Your task is to filter the data below down to the lines holding "JSON".

Extracted data entries
▼

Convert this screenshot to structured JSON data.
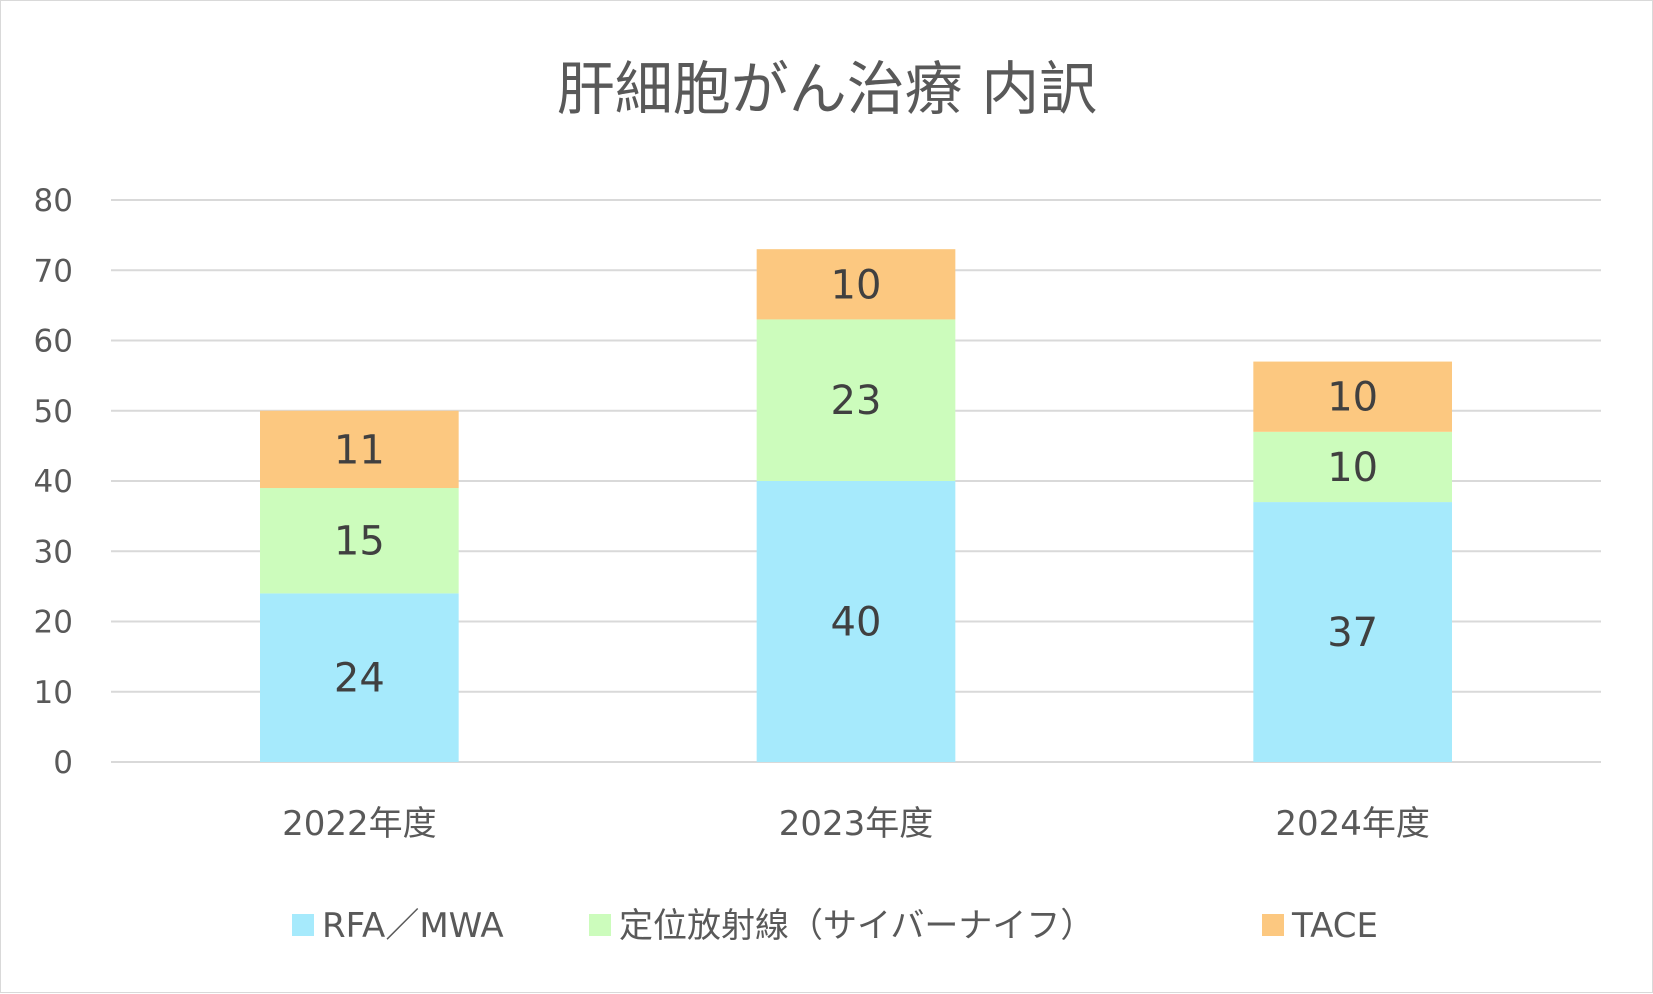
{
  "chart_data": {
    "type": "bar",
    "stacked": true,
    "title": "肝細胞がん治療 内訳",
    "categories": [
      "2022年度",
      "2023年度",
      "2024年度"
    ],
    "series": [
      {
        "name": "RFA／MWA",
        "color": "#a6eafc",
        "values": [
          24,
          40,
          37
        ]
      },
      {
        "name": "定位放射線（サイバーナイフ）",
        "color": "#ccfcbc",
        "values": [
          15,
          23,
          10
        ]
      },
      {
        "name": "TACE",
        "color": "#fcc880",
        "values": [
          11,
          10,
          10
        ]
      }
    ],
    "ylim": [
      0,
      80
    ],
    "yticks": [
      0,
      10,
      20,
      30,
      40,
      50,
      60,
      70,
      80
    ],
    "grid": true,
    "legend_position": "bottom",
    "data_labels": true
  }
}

▲
▼

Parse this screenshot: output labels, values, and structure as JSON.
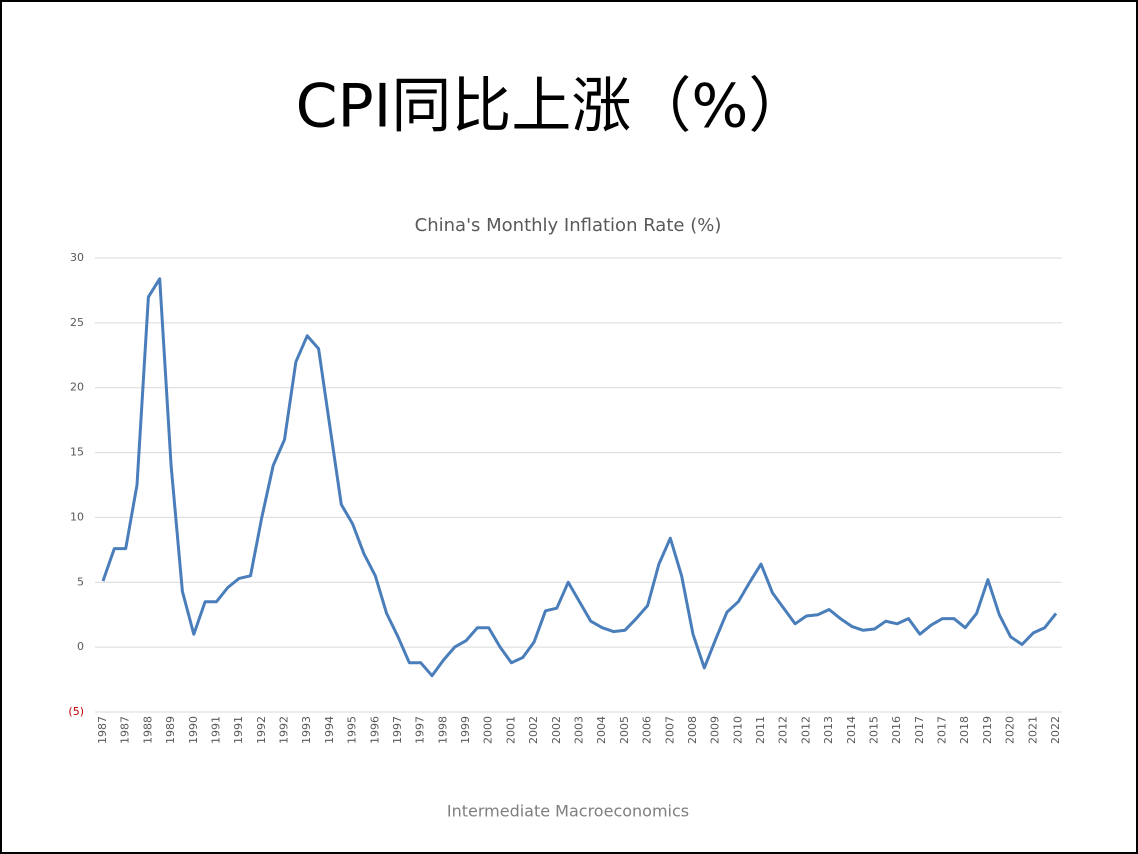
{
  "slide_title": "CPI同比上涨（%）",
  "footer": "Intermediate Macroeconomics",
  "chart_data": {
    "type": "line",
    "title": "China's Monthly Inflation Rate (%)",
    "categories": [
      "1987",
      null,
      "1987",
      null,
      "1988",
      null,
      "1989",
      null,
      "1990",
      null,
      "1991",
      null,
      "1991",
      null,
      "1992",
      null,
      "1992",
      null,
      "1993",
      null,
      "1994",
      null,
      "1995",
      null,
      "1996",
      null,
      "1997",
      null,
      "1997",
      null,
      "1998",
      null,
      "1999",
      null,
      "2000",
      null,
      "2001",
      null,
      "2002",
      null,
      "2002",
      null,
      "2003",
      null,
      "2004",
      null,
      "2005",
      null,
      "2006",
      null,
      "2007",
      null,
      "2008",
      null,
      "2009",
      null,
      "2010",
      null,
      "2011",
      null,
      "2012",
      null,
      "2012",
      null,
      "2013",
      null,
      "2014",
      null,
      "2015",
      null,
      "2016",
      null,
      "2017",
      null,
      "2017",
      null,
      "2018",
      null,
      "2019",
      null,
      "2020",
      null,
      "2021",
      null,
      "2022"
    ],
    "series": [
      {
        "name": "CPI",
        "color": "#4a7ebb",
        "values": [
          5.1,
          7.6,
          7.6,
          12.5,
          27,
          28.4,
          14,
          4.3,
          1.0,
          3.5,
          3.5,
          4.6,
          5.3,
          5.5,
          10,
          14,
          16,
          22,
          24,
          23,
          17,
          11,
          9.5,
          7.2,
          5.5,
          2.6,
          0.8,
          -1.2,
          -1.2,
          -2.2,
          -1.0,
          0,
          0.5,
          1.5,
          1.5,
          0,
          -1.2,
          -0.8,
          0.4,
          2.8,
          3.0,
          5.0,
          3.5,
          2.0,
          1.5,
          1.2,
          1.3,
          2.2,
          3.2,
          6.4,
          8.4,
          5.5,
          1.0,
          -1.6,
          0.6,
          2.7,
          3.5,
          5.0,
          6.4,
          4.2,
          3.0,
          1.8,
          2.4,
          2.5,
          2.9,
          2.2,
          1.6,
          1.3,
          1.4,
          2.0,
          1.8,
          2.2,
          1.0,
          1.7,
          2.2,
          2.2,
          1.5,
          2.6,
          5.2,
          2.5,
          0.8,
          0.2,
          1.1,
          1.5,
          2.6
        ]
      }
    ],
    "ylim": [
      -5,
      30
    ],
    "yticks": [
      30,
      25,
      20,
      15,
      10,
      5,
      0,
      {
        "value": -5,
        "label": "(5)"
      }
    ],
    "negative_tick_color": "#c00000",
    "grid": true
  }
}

▲

§ Task result:
Convert this screenshot to structured JSON data.
Parse this screenshot: output labels, values, and structure as JSON.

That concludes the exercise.